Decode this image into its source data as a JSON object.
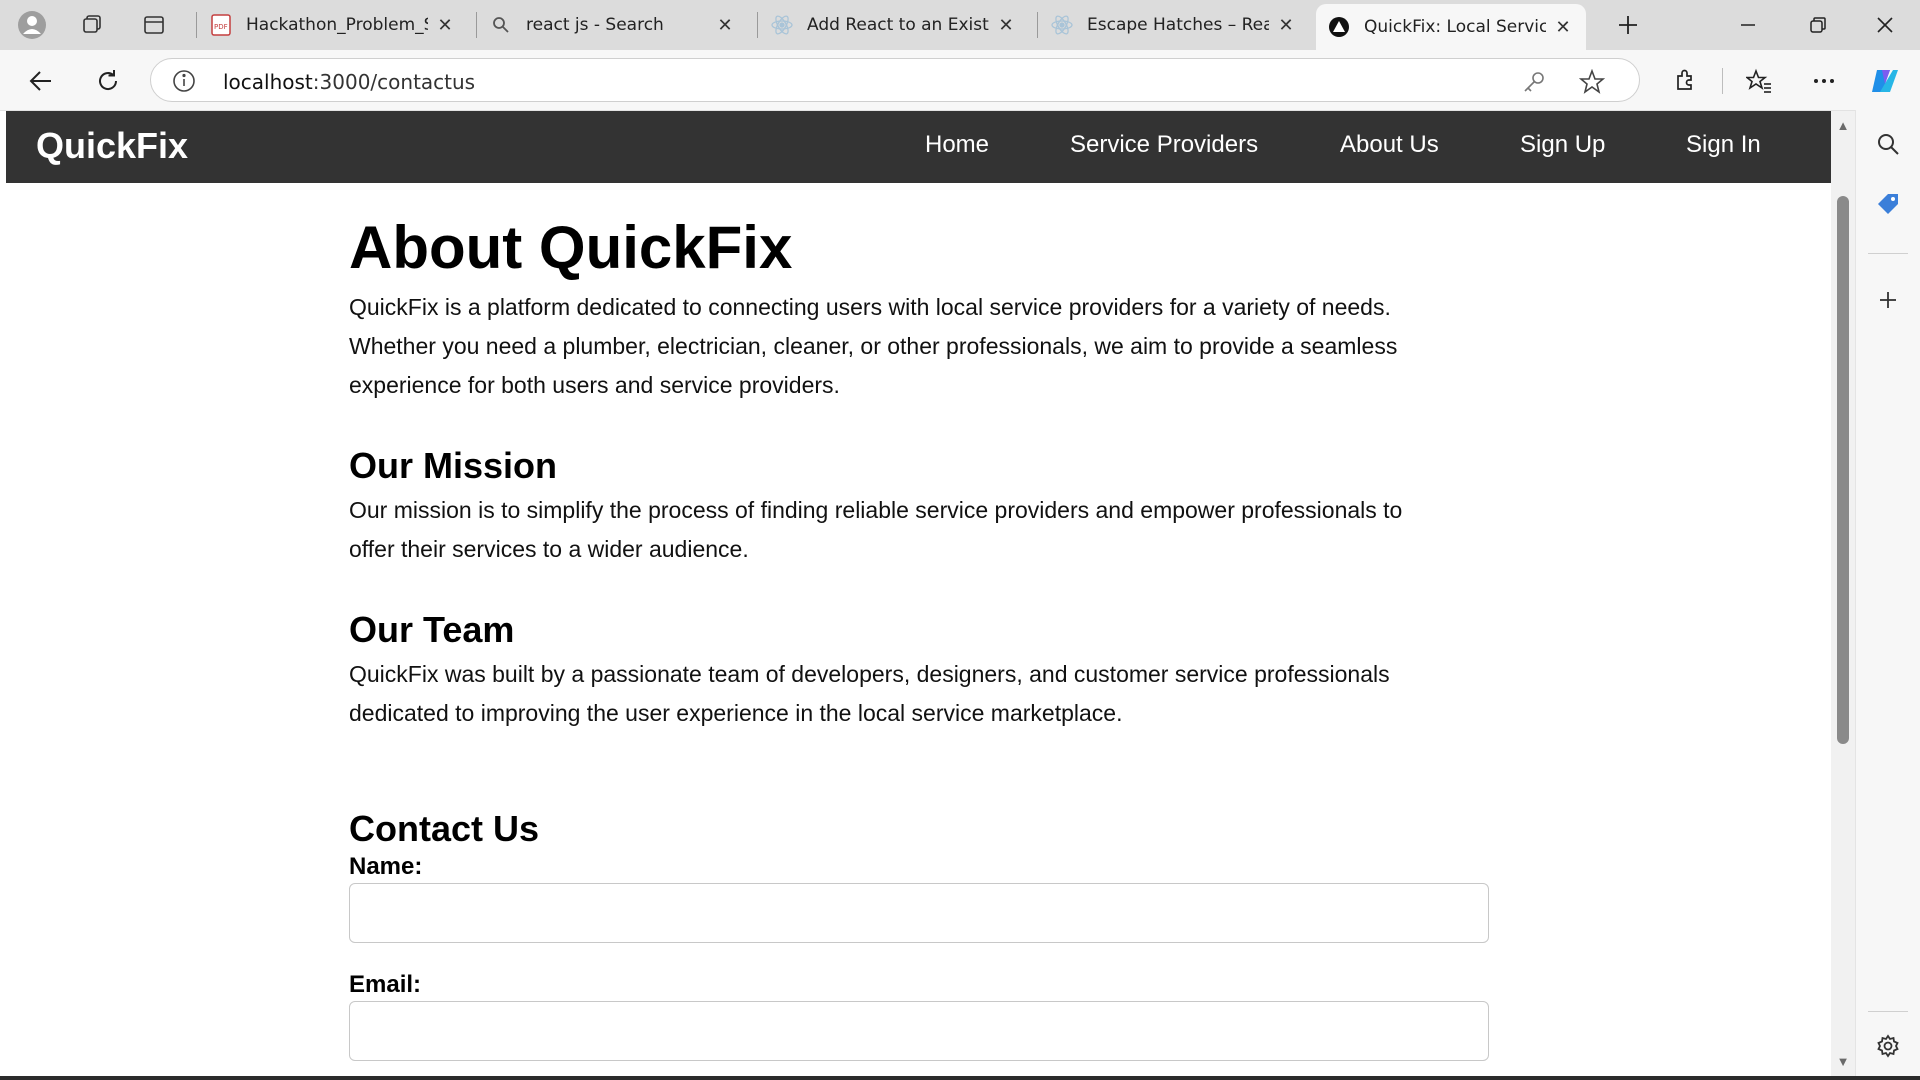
{
  "browser": {
    "tabs": [
      {
        "label": "Hackathon_Problem_Sta",
        "favicon": "pdf-icon"
      },
      {
        "label": "react js - Search",
        "favicon": "search-icon"
      },
      {
        "label": "Add React to an Existing",
        "favicon": "react-icon"
      },
      {
        "label": "Escape Hatches – React",
        "favicon": "react-icon"
      },
      {
        "label": "QuickFix: Local Service P",
        "favicon": "app-icon",
        "active": true
      }
    ],
    "url_host": "localhost",
    "url_rest": ":3000/contactus"
  },
  "app": {
    "brand": "QuickFix",
    "nav": {
      "home": "Home",
      "providers": "Service Providers",
      "about": "About Us",
      "signup": "Sign Up",
      "signin": "Sign In"
    }
  },
  "page": {
    "title": "About QuickFix",
    "intro_line1": "QuickFix is a platform dedicated to connecting users with local service providers for a variety of needs.",
    "intro_line2": "Whether you need a plumber, electrician, cleaner, or other professionals, we aim to provide a seamless",
    "intro_line3": "experience for both users and service providers.",
    "mission_heading": "Our Mission",
    "mission_line1": "Our mission is to simplify the process of finding reliable service providers and empower professionals to",
    "mission_line2": "offer their services to a wider audience.",
    "team_heading": "Our Team",
    "team_line1": "QuickFix was built by a passionate team of developers, designers, and customer service professionals",
    "team_line2": "dedicated to improving the user experience in the local service marketplace.",
    "contact_heading": "Contact Us",
    "name_label": "Name:",
    "name_value": "",
    "email_label": "Email:",
    "email_value": ""
  },
  "colors": {
    "navbar": "#333333",
    "accent": "#0078d4"
  }
}
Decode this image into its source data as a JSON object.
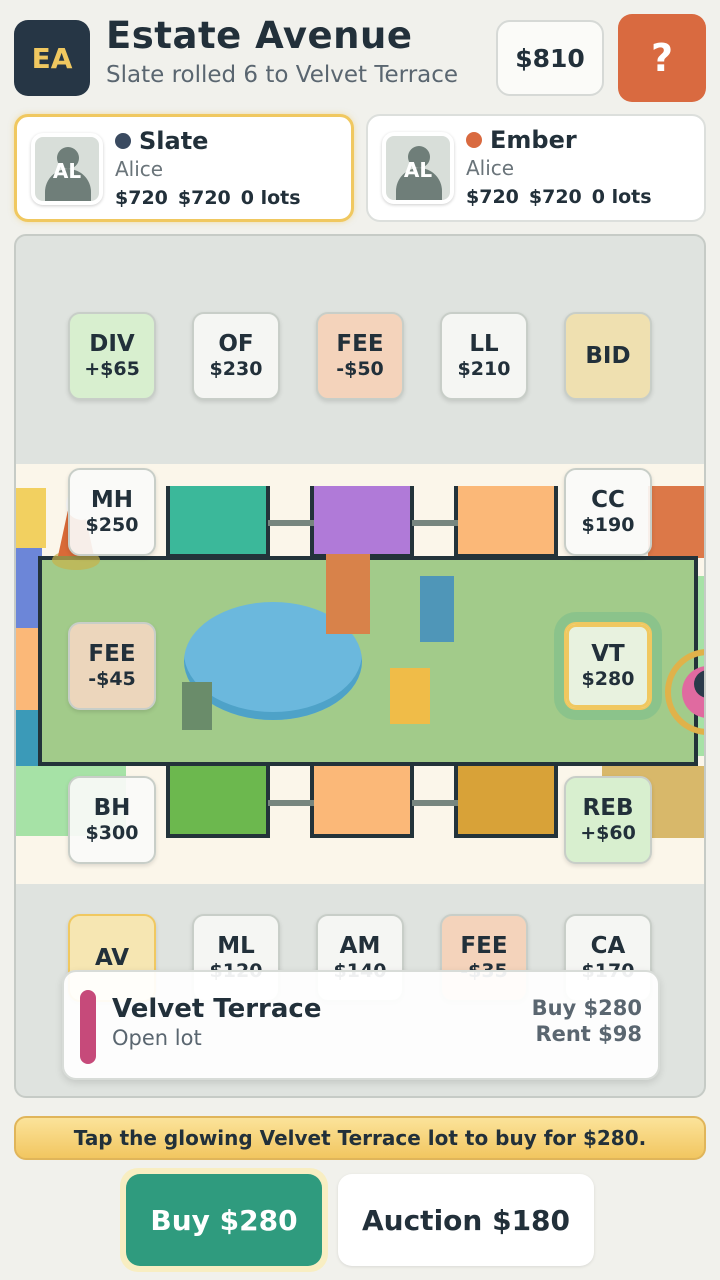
{
  "header": {
    "logo": "EA",
    "title": "Estate Avenue",
    "subtitle": "Slate rolled 6 to Velvet Terrace",
    "cash": "$810",
    "help": "?"
  },
  "players": [
    {
      "name": "Slate",
      "dot_color": "#3a4a60",
      "avatar": "AL",
      "owner": "Alice",
      "cash": "$720",
      "worth": "$720",
      "lots": "0 lots",
      "active": true
    },
    {
      "name": "Ember",
      "dot_color": "#d96a40",
      "avatar": "AL",
      "owner": "Alice",
      "cash": "$720",
      "worth": "$720",
      "lots": "0 lots",
      "active": false
    }
  ],
  "tiles": {
    "top_row": [
      {
        "code": "DIV",
        "val": "+$65",
        "color": "#d8efcf"
      },
      {
        "code": "OF",
        "val": "$230",
        "color": "#f5f6f3"
      },
      {
        "code": "FEE",
        "val": "-$50",
        "color": "#f4d3bb"
      },
      {
        "code": "LL",
        "val": "$210",
        "color": "#f5f6f3"
      },
      {
        "code": "BID",
        "val": "",
        "color": "#efe0b0"
      }
    ],
    "mh": {
      "code": "MH",
      "val": "$250"
    },
    "cc": {
      "code": "CC",
      "val": "$190"
    },
    "fee_left": {
      "code": "FEE",
      "val": "-$45"
    },
    "vt": {
      "code": "VT",
      "val": "$280"
    },
    "bh": {
      "code": "BH",
      "val": "$300"
    },
    "reb": {
      "code": "REB",
      "val": "+$60"
    },
    "bottom_row": [
      {
        "code": "AV",
        "val": "",
        "color": "#f6e6b2"
      },
      {
        "code": "ML",
        "val": "$120",
        "color": "#f5f6f3"
      },
      {
        "code": "AM",
        "val": "$140",
        "color": "#f5f6f3"
      },
      {
        "code": "FEE",
        "val": "-$35",
        "color": "#f4d3bb"
      },
      {
        "code": "CA",
        "val": "$170",
        "color": "#f5f6f3"
      }
    ]
  },
  "info": {
    "name": "Velvet Terrace",
    "status": "Open lot",
    "buy": "Buy $280",
    "rent": "Rent $98",
    "swatch_color": "#c64a7a"
  },
  "hint": "Tap the glowing Velvet Terrace lot to buy for $280.",
  "actions": {
    "buy": "Buy $280",
    "auction": "Auction $180"
  }
}
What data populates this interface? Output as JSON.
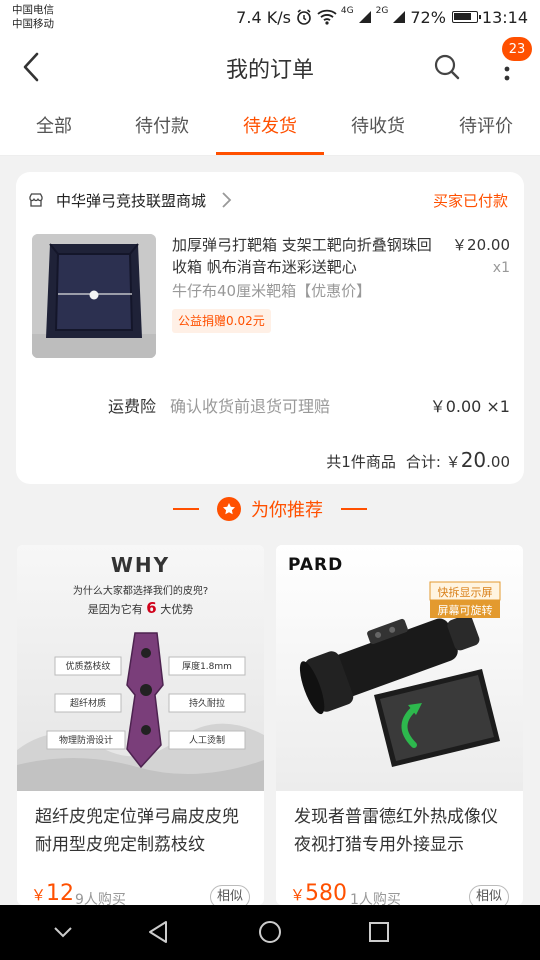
{
  "status": {
    "carrier1": "中国电信",
    "carrier2": "中国移动",
    "speed": "7.4 K/s",
    "battery": "72%",
    "time": "13:14",
    "net_labels": [
      "4G",
      "2G"
    ]
  },
  "header": {
    "title": "我的订单",
    "badge_count": "23"
  },
  "tabs": [
    {
      "label": "全部"
    },
    {
      "label": "待付款"
    },
    {
      "label": "待发货"
    },
    {
      "label": "待收货"
    },
    {
      "label": "待评价"
    }
  ],
  "order": {
    "shop_name": "中华弹弓竞技联盟商城",
    "status": "买家已付款",
    "product_title": "加厚弹弓打靶箱 支架工靶向折叠钢珠回收箱 帆布消音布迷彩送靶心",
    "sku": "牛仔布40厘米靶箱【优惠价】",
    "charity_tag": "公益捐赠0.02元",
    "price": "￥20.00",
    "qty": "x1",
    "insurance_label": "运费险",
    "insurance_desc": "确认收货前退货可理赔",
    "insurance_price": "￥0.00 ×1",
    "total_count": "共1件商品",
    "total_label": "合计:",
    "total_symbol": "￥",
    "total_int": "20",
    "total_dec": ".00"
  },
  "recommend": {
    "title": "为你推荐",
    "items": [
      {
        "title": "超纤皮兜定位弹弓扁皮皮兜耐用型皮兜定制荔枝纹",
        "price_symbol": "￥",
        "price": "12",
        "sold": "9人购买",
        "similar": "相似",
        "img": {
          "why": "WHY",
          "q": "为什么大家都选择我们的皮兜?",
          "a_pre": "是因为它有",
          "a_num": "6",
          "a_post": "大优势",
          "tags": [
            "优质荔枝纹",
            "厚度1.8mm",
            "超纤材质",
            "持久耐拉",
            "物理防滑设计",
            "人工烫制"
          ]
        }
      },
      {
        "title": "发现者普雷德红外热成像仪夜视打猎专用外接显示",
        "price_symbol": "￥",
        "price": "580",
        "sold": "1人购买",
        "similar": "相似",
        "img": {
          "brand": "PARD",
          "badge1": "快拆显示屏",
          "badge2": "屏幕可旋转"
        }
      }
    ]
  },
  "colors": {
    "accent": "#ff5000",
    "background": "#f2f2f2"
  },
  "icons": [
    "back-arrow-icon",
    "search-icon",
    "more-dots-icon",
    "shop-icon",
    "chevron-right-icon",
    "star-icon",
    "nav-back-icon",
    "nav-home-icon",
    "nav-recents-icon",
    "nav-collapse-icon"
  ]
}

##########

▸ What the task requires:
Copy out each line in the listing that has the word "favicon".

▸ Complete response:
        "favicon": "pdf-icon"
        "favicon": "search-icon"
        "favicon": "react-icon"
        "favicon": "react-icon"
        "favicon": "app-icon",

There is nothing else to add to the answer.